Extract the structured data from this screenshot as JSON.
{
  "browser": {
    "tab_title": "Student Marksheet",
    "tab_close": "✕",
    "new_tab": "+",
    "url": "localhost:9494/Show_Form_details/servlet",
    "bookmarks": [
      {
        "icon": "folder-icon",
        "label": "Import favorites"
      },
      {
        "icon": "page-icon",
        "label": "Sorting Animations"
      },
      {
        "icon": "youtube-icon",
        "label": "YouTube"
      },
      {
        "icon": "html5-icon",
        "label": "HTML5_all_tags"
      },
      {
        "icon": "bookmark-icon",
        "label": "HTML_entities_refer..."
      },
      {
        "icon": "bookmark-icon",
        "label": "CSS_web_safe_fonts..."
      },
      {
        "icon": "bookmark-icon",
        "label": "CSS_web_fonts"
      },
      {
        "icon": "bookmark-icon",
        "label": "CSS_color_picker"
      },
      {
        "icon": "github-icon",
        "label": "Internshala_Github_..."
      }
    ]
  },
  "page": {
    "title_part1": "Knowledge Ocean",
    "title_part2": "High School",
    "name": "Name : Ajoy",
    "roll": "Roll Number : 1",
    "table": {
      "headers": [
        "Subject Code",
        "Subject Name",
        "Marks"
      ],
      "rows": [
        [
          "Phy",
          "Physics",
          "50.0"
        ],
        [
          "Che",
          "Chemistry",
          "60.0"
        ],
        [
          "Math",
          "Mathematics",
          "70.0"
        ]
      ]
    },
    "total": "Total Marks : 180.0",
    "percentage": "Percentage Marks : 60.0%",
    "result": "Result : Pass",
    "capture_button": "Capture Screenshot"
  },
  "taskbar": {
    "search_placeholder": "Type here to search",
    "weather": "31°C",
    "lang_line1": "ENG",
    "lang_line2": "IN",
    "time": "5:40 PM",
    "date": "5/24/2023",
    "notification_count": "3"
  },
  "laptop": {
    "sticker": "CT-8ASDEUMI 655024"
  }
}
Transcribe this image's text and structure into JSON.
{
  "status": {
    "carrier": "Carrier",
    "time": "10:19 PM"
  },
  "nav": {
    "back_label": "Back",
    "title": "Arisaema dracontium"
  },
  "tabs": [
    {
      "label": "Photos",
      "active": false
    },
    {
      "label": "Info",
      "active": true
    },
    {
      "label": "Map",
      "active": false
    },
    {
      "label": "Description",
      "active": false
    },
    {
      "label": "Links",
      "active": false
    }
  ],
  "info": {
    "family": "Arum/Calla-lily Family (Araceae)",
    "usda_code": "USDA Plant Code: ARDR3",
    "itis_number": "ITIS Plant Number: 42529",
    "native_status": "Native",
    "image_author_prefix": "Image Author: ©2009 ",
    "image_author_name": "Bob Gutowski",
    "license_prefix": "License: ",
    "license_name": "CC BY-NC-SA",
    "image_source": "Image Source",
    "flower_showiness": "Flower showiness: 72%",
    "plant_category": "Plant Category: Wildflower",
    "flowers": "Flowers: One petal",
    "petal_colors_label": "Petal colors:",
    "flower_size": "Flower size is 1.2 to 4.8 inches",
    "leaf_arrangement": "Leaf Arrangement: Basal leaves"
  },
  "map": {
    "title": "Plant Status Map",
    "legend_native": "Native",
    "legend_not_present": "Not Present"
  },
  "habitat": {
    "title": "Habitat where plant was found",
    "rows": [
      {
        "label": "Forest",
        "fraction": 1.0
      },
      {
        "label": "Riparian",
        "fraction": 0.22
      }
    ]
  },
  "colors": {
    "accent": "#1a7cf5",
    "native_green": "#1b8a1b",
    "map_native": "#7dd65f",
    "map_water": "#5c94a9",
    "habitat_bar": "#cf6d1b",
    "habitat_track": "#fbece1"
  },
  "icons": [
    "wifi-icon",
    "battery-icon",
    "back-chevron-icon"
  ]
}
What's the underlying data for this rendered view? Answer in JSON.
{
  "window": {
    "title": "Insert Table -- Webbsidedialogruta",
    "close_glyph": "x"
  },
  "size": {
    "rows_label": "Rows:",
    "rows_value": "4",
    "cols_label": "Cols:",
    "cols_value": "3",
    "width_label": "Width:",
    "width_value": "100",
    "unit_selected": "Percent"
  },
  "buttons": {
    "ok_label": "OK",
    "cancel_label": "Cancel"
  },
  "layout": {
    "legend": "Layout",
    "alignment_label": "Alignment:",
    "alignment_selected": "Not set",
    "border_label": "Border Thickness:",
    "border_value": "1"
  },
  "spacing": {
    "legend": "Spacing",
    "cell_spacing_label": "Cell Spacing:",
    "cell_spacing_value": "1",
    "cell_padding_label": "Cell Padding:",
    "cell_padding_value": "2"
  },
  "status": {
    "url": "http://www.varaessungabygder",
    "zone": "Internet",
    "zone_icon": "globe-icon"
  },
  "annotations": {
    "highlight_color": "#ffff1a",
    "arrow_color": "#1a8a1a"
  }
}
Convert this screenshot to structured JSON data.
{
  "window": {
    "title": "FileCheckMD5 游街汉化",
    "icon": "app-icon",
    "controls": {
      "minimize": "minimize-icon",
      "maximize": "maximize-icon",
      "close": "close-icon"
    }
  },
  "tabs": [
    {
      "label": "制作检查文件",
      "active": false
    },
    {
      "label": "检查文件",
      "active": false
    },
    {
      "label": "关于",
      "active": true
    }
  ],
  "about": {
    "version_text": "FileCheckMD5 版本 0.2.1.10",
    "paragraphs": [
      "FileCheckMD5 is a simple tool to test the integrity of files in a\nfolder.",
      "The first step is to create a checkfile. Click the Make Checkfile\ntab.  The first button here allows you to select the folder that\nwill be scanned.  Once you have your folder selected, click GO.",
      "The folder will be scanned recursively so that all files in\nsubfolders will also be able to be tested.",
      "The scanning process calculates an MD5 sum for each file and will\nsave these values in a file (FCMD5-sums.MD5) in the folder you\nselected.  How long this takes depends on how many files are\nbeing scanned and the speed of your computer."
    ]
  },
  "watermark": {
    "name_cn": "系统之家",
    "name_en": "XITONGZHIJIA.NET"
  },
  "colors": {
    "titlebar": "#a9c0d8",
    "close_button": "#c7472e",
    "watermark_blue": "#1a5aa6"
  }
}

● ● ● ● ● ● ●

= REQUIRED TASK =
Tally the lines in this data that hold the word "Number" and state only the count.

= EXERCISE RESPONSE =
2